[LISTING start]

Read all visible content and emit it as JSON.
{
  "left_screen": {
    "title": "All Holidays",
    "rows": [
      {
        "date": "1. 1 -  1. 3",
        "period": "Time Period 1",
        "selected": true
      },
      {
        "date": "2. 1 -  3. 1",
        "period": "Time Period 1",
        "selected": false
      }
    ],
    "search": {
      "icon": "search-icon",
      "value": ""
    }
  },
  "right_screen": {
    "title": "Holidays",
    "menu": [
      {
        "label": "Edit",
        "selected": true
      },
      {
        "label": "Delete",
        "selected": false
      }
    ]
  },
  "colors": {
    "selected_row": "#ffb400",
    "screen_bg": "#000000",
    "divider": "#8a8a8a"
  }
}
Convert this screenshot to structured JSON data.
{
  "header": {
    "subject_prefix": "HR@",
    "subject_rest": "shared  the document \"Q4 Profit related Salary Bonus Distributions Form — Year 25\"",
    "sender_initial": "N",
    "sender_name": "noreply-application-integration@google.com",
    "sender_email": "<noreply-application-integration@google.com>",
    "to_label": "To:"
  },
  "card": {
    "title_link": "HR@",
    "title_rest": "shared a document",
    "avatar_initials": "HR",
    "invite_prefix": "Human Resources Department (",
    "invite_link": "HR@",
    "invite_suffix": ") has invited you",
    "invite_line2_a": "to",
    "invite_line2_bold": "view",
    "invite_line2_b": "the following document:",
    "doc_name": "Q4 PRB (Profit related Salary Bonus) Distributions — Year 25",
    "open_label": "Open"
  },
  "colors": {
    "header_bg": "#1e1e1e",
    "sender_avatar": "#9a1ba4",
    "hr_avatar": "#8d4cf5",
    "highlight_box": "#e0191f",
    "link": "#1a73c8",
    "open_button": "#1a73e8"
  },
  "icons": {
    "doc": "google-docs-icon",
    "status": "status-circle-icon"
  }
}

[LISTING end]

## TASK REQUIREMENTS:
Return every line above that contains the word "related".

## TASK SOLUTION:
    "subject_rest": "shared  the document \"Q4 Profit related Salary Bonus Distributions Form — Year 25\"",
    "doc_name": "Q4 PRB (Profit related Salary Bonus) Distributions — Year 25",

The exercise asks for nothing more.